#### Directions for this task
Make an exact copy of the data below, leaving out every picture.

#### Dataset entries

::::::

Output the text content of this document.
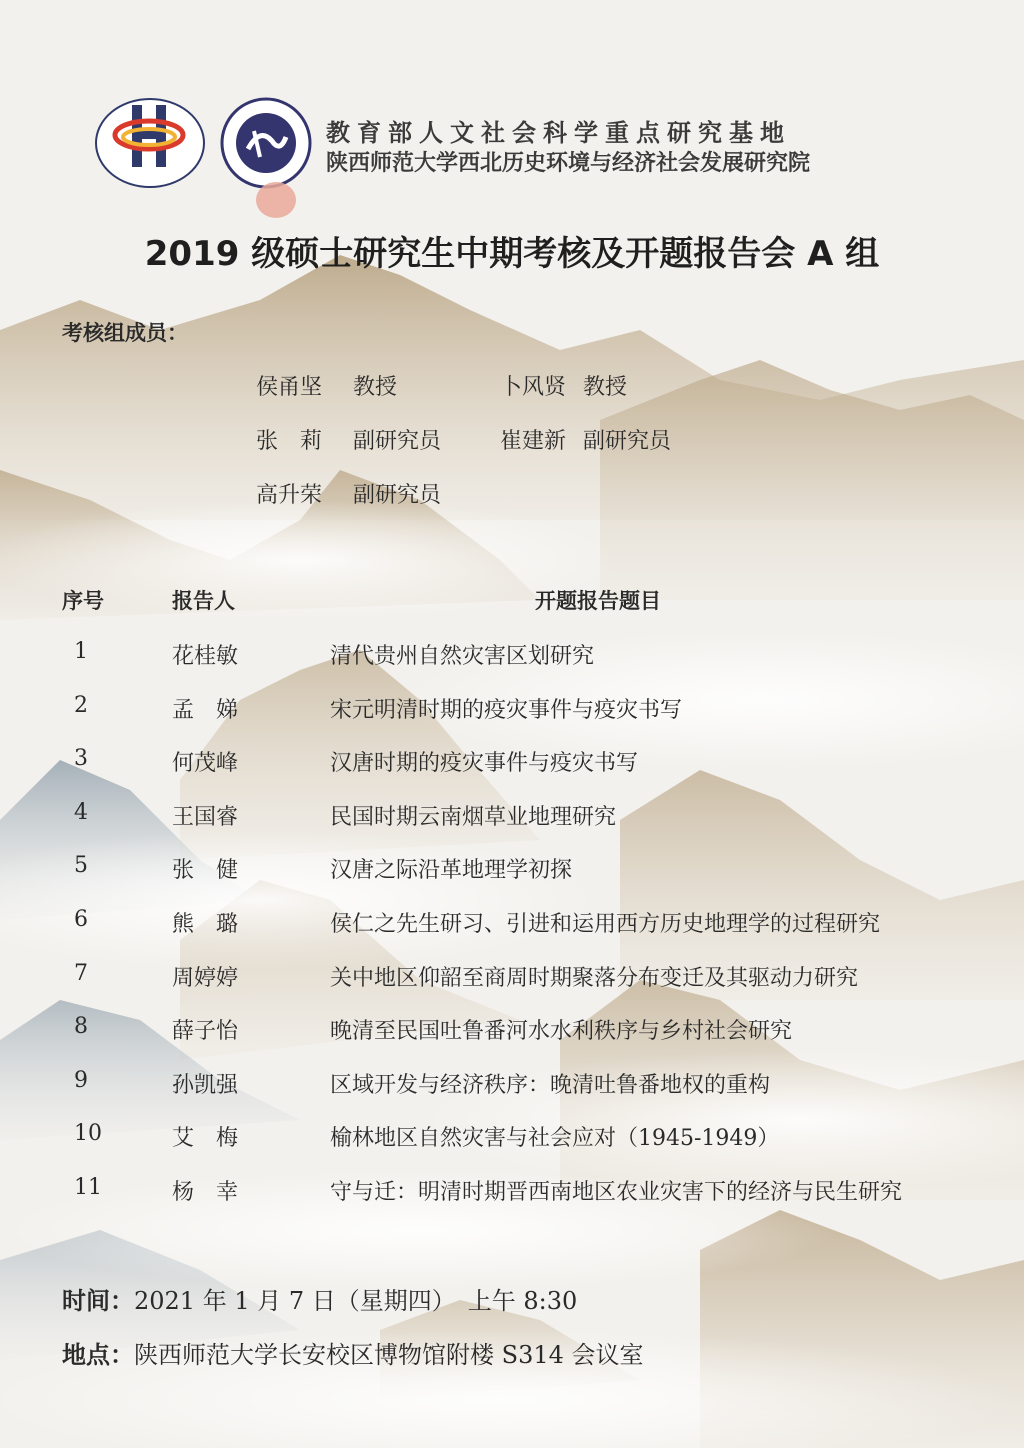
教育部人文社会科学重点研究基地
陕西师范大学西北历史环境与经济社会发展研究院
2019 级硕士研究生中期考核及开题报告会 A 组
考核组成员：
侯甬坚 教授	卜风贤 教授
张　莉 副研究员	崔建新 副研究员
高升荣 副研究员
序号	报告人	开题报告题目
1	花桂敏	清代贵州自然灾害区划研究
2	孟　娣	宋元明清时期的疫灾事件与疫灾书写
3	何茂峰	汉唐时期的疫灾事件与疫灾书写
4	王国睿	民国时期云南烟草业地理研究
5	张　健	汉唐之际沿革地理学初探
6	熊　璐	侯仁之先生研习、引进和运用西方历史地理学的过程研究
7	周婷婷	关中地区仰韶至商周时期聚落分布变迁及其驱动力研究
8	薛子怡	晚清至民国吐鲁番河水水利秩序与乡村社会研究
9	孙凯强	区域开发与经济秩序：晚清吐鲁番地权的重构
10	艾　梅	榆林地区自然灾害与社会应对（1945-1949）
11	杨　幸	守与迁：明清时期晋西南地区农业灾害下的经济与民生研究
时间：2021 年 1 月 7 日（星期四）　上午 8:30
地点：陕西师范大学长安校区博物馆附楼 S314 会议室
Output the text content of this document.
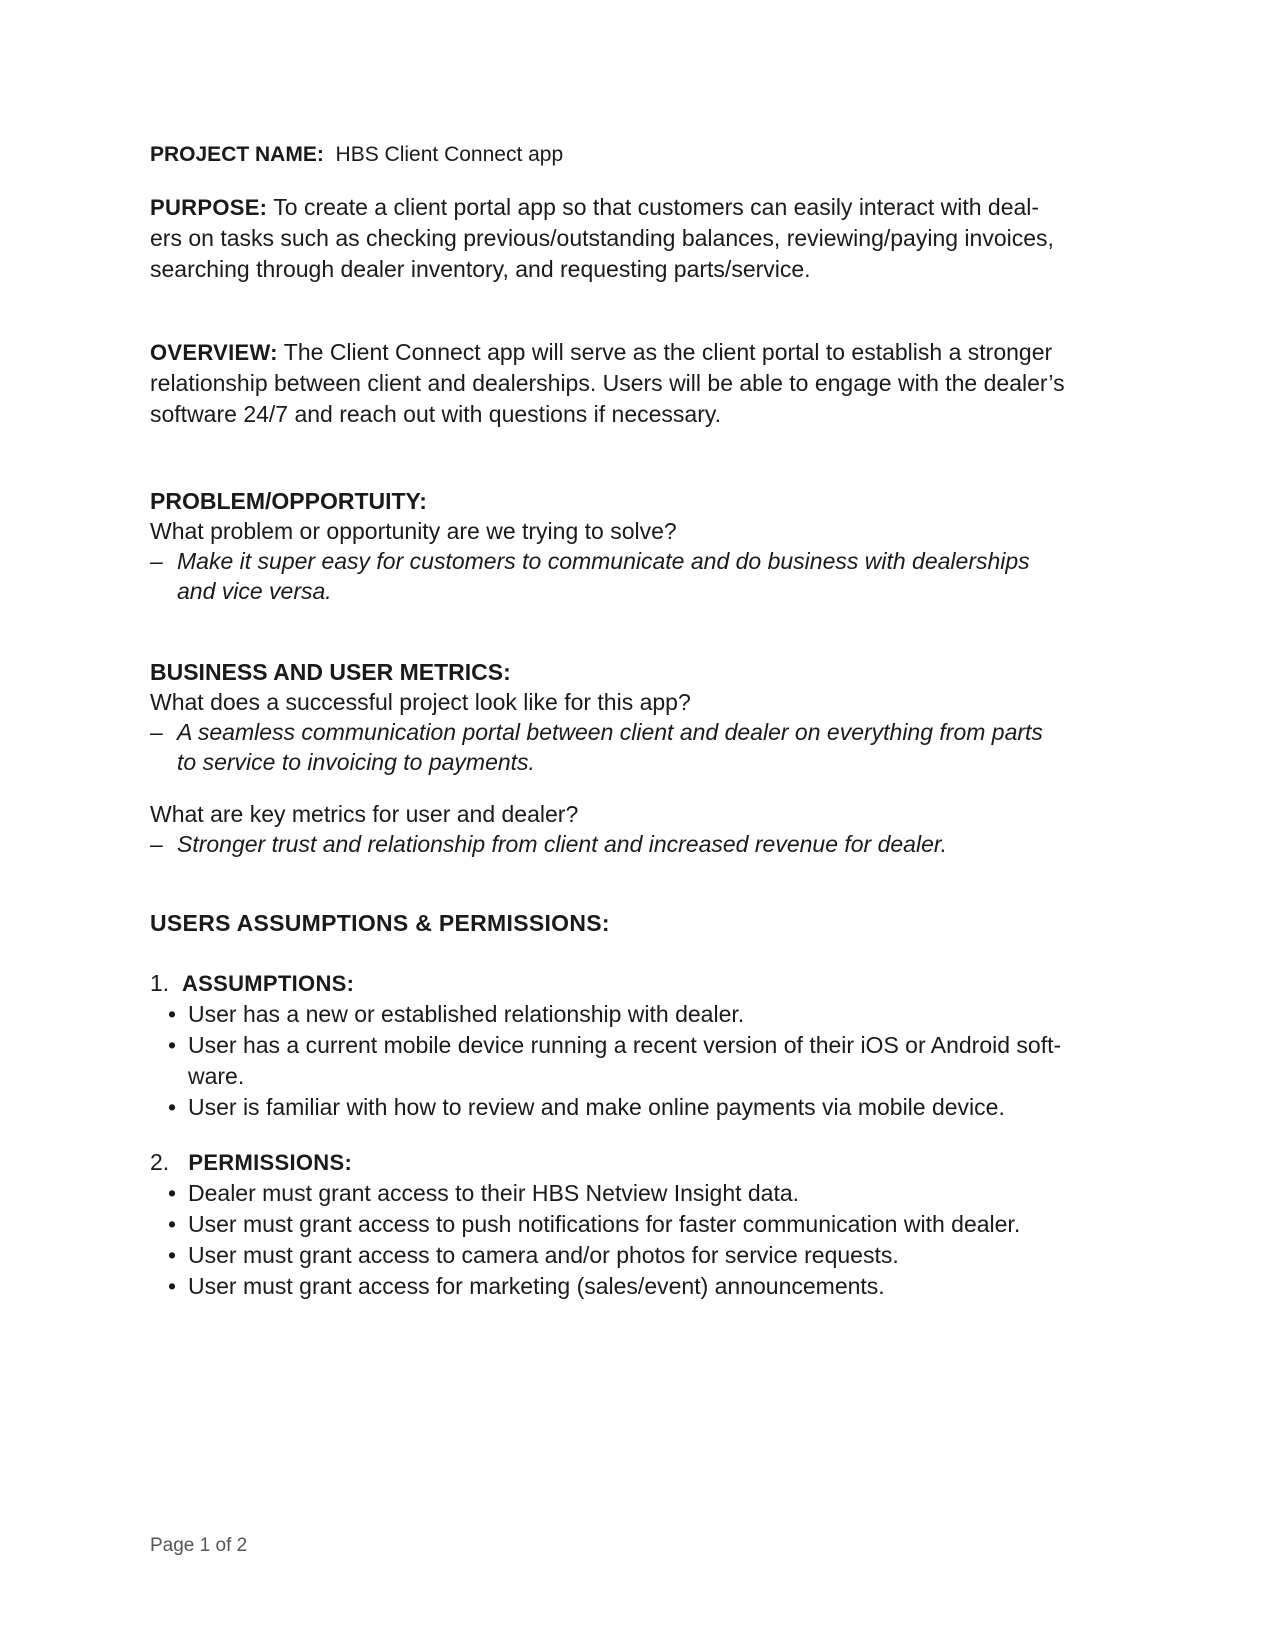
PROJECT NAME: HBS Client Connect app
PURPOSE: To create a client portal app so that customers can easily interact with deal-
ers on tasks such as checking previous/outstanding balances, reviewing/paying invoices,
searching through dealer inventory, and requesting parts/service.
OVERVIEW: The Client Connect app will serve as the client portal to establish a stronger
relationship between client and dealerships. Users will be able to engage with the dealer’s
software 24/7 and reach out with questions if necessary.
PROBLEM/OPPORTUITY:
What problem or opportunity are we trying to solve?
– Make it super easy for customers to communicate and do business with dealerships
and vice versa.
BUSINESS AND USER METRICS:
What does a successful project look like for this app?
– A seamless communication portal between client and dealer on everything from parts
to service to invoicing to payments.
What are key metrics for user and dealer?
– Stronger trust and relationship from client and increased revenue for dealer.
USERS ASSUMPTIONS & PERMISSIONS:
1. ASSUMPTIONS:
• User has a new or established relationship with dealer.
• User has a current mobile device running a recent version of their iOS or Android soft-
ware.
• User is familiar with how to review and make online payments via mobile device.
2. PERMISSIONS:
• Dealer must grant access to their HBS Netview Insight data.
• User must grant access to push notifications for faster communication with dealer.
• User must grant access to camera and/or photos for service requests.
• User must grant access for marketing (sales/event) announcements.
Page 1 of 2
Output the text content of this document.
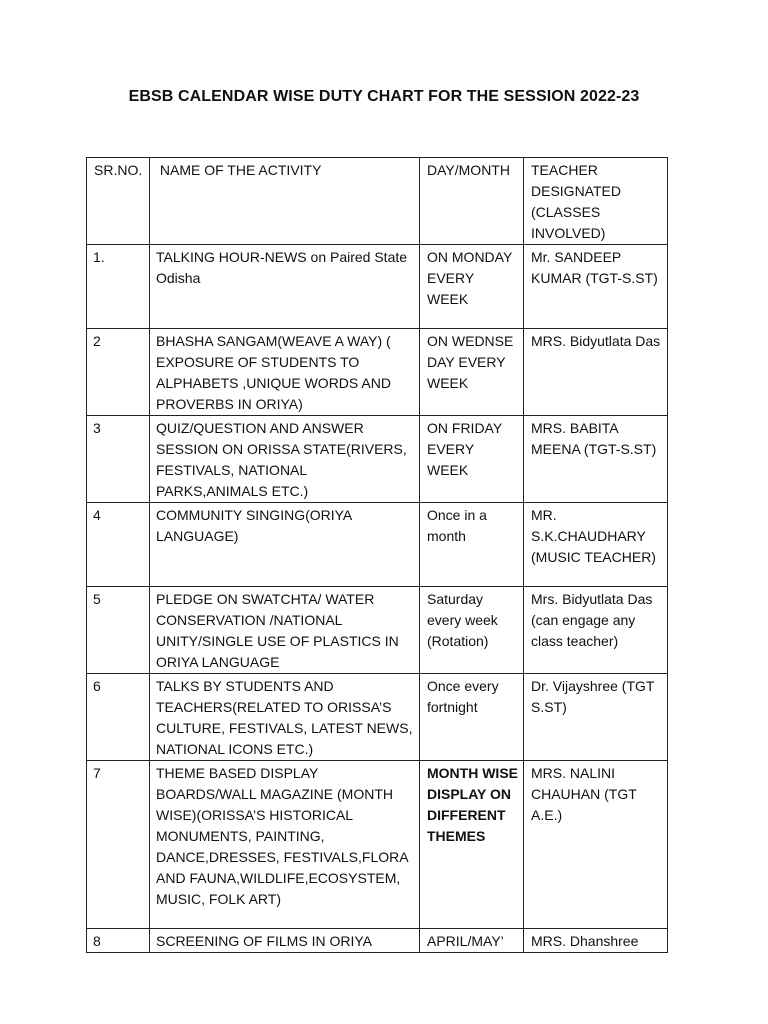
EBSB CALENDAR WISE DUTY CHART FOR THE SESSION 2022-23
SR.NO.	NAME OF THE ACTIVITY	DAY/MONTH	TEACHER DESIGNATED (CLASSES INVOLVED)
1.	TALKING HOUR-NEWS on Paired State Odisha	ON MONDAY EVERY WEEK	Mr. SANDEEP KUMAR (TGT-S.ST)
2	BHASHA SANGAM(WEAVE A WAY) ( EXPOSURE OF STUDENTS TO ALPHABETS ,UNIQUE WORDS AND PROVERBS IN ORIYA)	ON WEDNSEDAY EVERY WEEK	MRS. Bidyutlata Das
3	QUIZ/QUESTION AND ANSWER SESSION ON ORISSA STATE(RIVERS, FESTIVALS, NATIONAL PARKS,ANIMALS ETC.)	ON FRIDAY EVERY WEEK	MRS. BABITA MEENA (TGT-S.ST)
4	COMMUNITY SINGING(ORIYA LANGUAGE)	Once in a month	MR. S.K.CHAUDHARY (MUSIC TEACHER)
5	PLEDGE ON SWATCHTA/ WATER CONSERVATION /NATIONAL UNITY/SINGLE USE OF PLASTICS IN ORIYA LANGUAGE	Saturday every week (Rotation)	Mrs. Bidyutlata Das (can engage any class teacher)
6	TALKS BY STUDENTS AND TEACHERS(RELATED TO ORISSA’S CULTURE, FESTIVALS, LATEST NEWS, NATIONAL ICONS ETC.)	Once every fortnight	Dr. Vijayshree (TGT S.ST)
7	THEME BASED DISPLAY BOARDS/WALL MAGAZINE (MONTH WISE)(ORISSA’S HISTORICAL MONUMENTS, PAINTING, DANCE,DRESSES, FESTIVALS,FLORA AND FAUNA,WILDLIFE,ECOSYSTEM, MUSIC, FOLK ART)	MONTH WISE DISPLAY ON DIFFERENT THEMES	MRS. NALINI CHAUHAN (TGT A.E.)
8	SCREENING OF FILMS IN ORIYA	APRIL/MAY’	MRS. Dhanshree
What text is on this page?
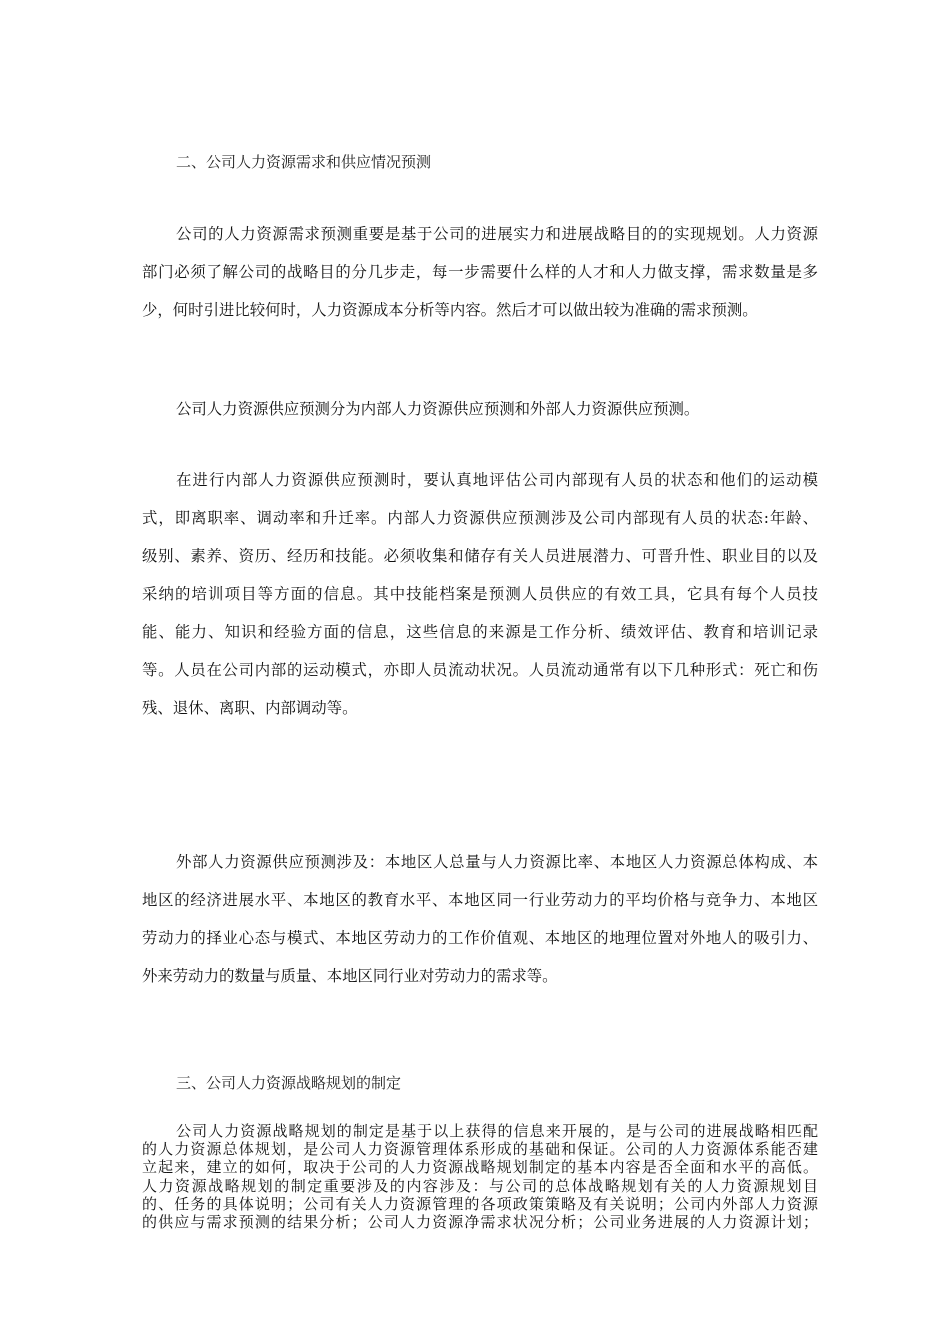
二、公司人力资源需求和供应情况预测
公司的人力资源需求预测重要是基于公司的进展实力和进展战略目的的实现规划。人力资源
部门必须了解公司的战略目的分几步走，每一步需要什么样的人才和人力做支撑，需求数量是多
少，何时引进比较何时，人力资源成本分析等内容。然后才可以做出较为准确的需求预测。
公司人力资源供应预测分为内部人力资源供应预测和外部人力资源供应预测。
在进行内部人力资源供应预测时，要认真地评估公司内部现有人员的状态和他们的运动模
式，即离职率、调动率和升迁率。内部人力资源供应预测涉及公司内部现有人员的状态:年龄、
级别、素养、资历、经历和技能。必须收集和储存有关人员进展潜力、可晋升性、职业目的以及
采纳的培训项目等方面的信息。其中技能档案是预测人员供应的有效工具，它具有每个人员技
能、能力、知识和经验方面的信息，这些信息的来源是工作分析、绩效评估、教育和培训记录
等。人员在公司内部的运动模式，亦即人员流动状况。人员流动通常有以下几种形式：死亡和伤
残、退休、离职、内部调动等。
外部人力资源供应预测涉及：本地区人总量与人力资源比率、本地区人力资源总体构成、本
地区的经济进展水平、本地区的教育水平、本地区同一行业劳动力的平均价格与竞争力、本地区
劳动力的择业心态与模式、本地区劳动力的工作价值观、本地区的地理位置对外地人的吸引力、
外来劳动力的数量与质量、本地区同行业对劳动力的需求等。
三、公司人力资源战略规划的制定
公司人力资源战略规划的制定是基于以上获得的信息来开展的，是与公司的进展战略相匹配
的人力资源总体规划，是公司人力资源管理体系形成的基础和保证。公司的人力资源体系能否建
立起来，建立的如何，取决于公司的人力资源战略规划制定的基本内容是否全面和水平的高低。
人力资源战略规划的制定重要涉及的内容涉及：与公司的总体战略规划有关的人力资源规划目
的、任务的具体说明；公司有关人力资源管理的各项政策策略及有关说明；公司内外部人力资源
的供应与需求预测的结果分析；公司人力资源净需求状况分析；公司业务进展的人力资源计划；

::::::

#### Final answer
Output the text content of this document.
教育部人文社会科学重点研究基地
陕西师范大学西北历史环境与经济社会发展研究院
2019 级硕士研究生中期考核及开题报告会 A 组
考核组成员：
侯甬坚 教授	卜风贤 教授
张　莉 副研究员	崔建新 副研究员
高升荣 副研究员
序号	报告人	开题报告题目
1	花桂敏	清代贵州自然灾害区划研究
2	孟　娣	宋元明清时期的疫灾事件与疫灾书写
3	何茂峰	汉唐时期的疫灾事件与疫灾书写
4	王国睿	民国时期云南烟草业地理研究
5	张　健	汉唐之际沿革地理学初探
6	熊　璐	侯仁之先生研习、引进和运用西方历史地理学的过程研究
7	周婷婷	关中地区仰韶至商周时期聚落分布变迁及其驱动力研究
8	薛子怡	晚清至民国吐鲁番河水水利秩序与乡村社会研究
9	孙凯强	区域开发与经济秩序：晚清吐鲁番地权的重构
10	艾　梅	榆林地区自然灾害与社会应对（1945-1949）
11	杨　幸	守与迁：明清时期晋西南地区农业灾害下的经济与民生研究
时间：2021 年 1 月 7 日（星期四）　上午 8:30
地点：陕西师范大学长安校区博物馆附楼 S314 会议室
Output the text content of this document.
PROJECT NAME: HBS Client Connect app
PURPOSE: To create a client portal app so that customers can easily interact with deal-
ers on tasks such as checking previous/outstanding balances, reviewing/paying invoices,
searching through dealer inventory, and requesting parts/service.
OVERVIEW: The Client Connect app will serve as the client portal to establish a stronger
relationship between client and dealerships. Users will be able to engage with the dealer’s
software 24/7 and reach out with questions if necessary.
PROBLEM/OPPORTUITY:
What problem or opportunity are we trying to solve?
– Make it super easy for customers to communicate and do business with dealerships
and vice versa.
BUSINESS AND USER METRICS:
What does a successful project look like for this app?
– A seamless communication portal between client and dealer on everything from parts
to service to invoicing to payments.
What are key metrics for user and dealer?
– Stronger trust and relationship from client and increased revenue for dealer.
USERS ASSUMPTIONS & PERMISSIONS:
1. ASSUMPTIONS:
• User has a new or established relationship with dealer.
• User has a current mobile device running a recent version of their iOS or Android soft-
ware.
• User is familiar with how to review and make online payments via mobile device.
2. PERMISSIONS:
• Dealer must grant access to their HBS Netview Insight data.
• User must grant access to push notifications for faster communication with dealer.
• User must grant access to camera and/or photos for service requests.
• User must grant access for marketing (sales/event) announcements.
Page 1 of 2
Output the text content of this document.
EBSB CALENDAR WISE DUTY CHART FOR THE SESSION 2022-23
SR.NO.	NAME OF THE ACTIVITY	DAY/MONTH	TEACHER DESIGNATED (CLASSES INVOLVED)
1.	TALKING HOUR-NEWS on Paired State Odisha	ON MONDAY EVERY WEEK	Mr. SANDEEP KUMAR (TGT-S.ST)
2	BHASHA SANGAM(WEAVE A WAY) ( EXPOSURE OF STUDENTS TO ALPHABETS ,UNIQUE WORDS AND PROVERBS IN ORIYA)	ON WEDNSEDAY EVERY WEEK	MRS. Bidyutlata Das
3	QUIZ/QUESTION AND ANSWER SESSION ON ORISSA STATE(RIVERS, FESTIVALS, NATIONAL PARKS,ANIMALS ETC.)	ON FRIDAY EVERY WEEK	MRS. BABITA MEENA (TGT-S.ST)
4	COMMUNITY SINGING(ORIYA LANGUAGE)	Once in a month	MR. S.K.CHAUDHARY (MUSIC TEACHER)
5	PLEDGE ON SWATCHTA/ WATER CONSERVATION /NATIONAL UNITY/SINGLE USE OF PLASTICS IN ORIYA LANGUAGE	Saturday every week (Rotation)	Mrs. Bidyutlata Das (can engage any class teacher)
6	TALKS BY STUDENTS AND TEACHERS(RELATED TO ORISSA’S CULTURE, FESTIVALS, LATEST NEWS, NATIONAL ICONS ETC.)	Once every fortnight	Dr. Vijayshree (TGT S.ST)
7	THEME BASED DISPLAY BOARDS/WALL MAGAZINE (MONTH WISE)(ORISSA’S HISTORICAL MONUMENTS, PAINTING, DANCE,DRESSES, FESTIVALS,FLORA AND FAUNA,WILDLIFE,ECOSYSTEM, MUSIC, FOLK ART)	MONTH WISE DISPLAY ON DIFFERENT THEMES	MRS. NALINI CHAUHAN (TGT A.E.)
8	SCREENING OF FILMS IN ORIYA	APRIL/MAY’	MRS. Dhanshree
What text is on this page?
二、公司人力资源需求和供应情况预测
公司的人力资源需求预测重要是基于公司的进展实力和进展战略目的的实现规划。人力资源
部门必须了解公司的战略目的分几步走，每一步需要什么样的人才和人力做支撑，需求数量是多
少，何时引进比较何时，人力资源成本分析等内容。然后才可以做出较为准确的需求预测。
公司人力资源供应预测分为内部人力资源供应预测和外部人力资源供应预测。
在进行内部人力资源供应预测时，要认真地评估公司内部现有人员的状态和他们的运动模
式，即离职率、调动率和升迁率。内部人力资源供应预测涉及公司内部现有人员的状态:年龄、
级别、素养、资历、经历和技能。必须收集和储存有关人员进展潜力、可晋升性、职业目的以及
采纳的培训项目等方面的信息。其中技能档案是预测人员供应的有效工具，它具有每个人员技
能、能力、知识和经验方面的信息，这些信息的来源是工作分析、绩效评估、教育和培训记录
等。人员在公司内部的运动模式，亦即人员流动状况。人员流动通常有以下几种形式：死亡和伤
残、退休、离职、内部调动等。
外部人力资源供应预测涉及：本地区人总量与人力资源比率、本地区人力资源总体构成、本
地区的经济进展水平、本地区的教育水平、本地区同一行业劳动力的平均价格与竞争力、本地区
劳动力的择业心态与模式、本地区劳动力的工作价值观、本地区的地理位置对外地人的吸引力、
外来劳动力的数量与质量、本地区同行业对劳动力的需求等。
三、公司人力资源战略规划的制定
公司人力资源战略规划的制定是基于以上获得的信息来开展的，是与公司的进展战略相匹配
的人力资源总体规划，是公司人力资源管理体系形成的基础和保证。公司的人力资源体系能否建
立起来，建立的如何，取决于公司的人力资源战略规划制定的基本内容是否全面和水平的高低。
人力资源战略规划的制定重要涉及的内容涉及：与公司的总体战略规划有关的人力资源规划目
的、任务的具体说明；公司有关人力资源管理的各项政策策略及有关说明；公司内外部人力资源
的供应与需求预测的结果分析；公司人力资源净需求状况分析；公司业务进展的人力资源计划；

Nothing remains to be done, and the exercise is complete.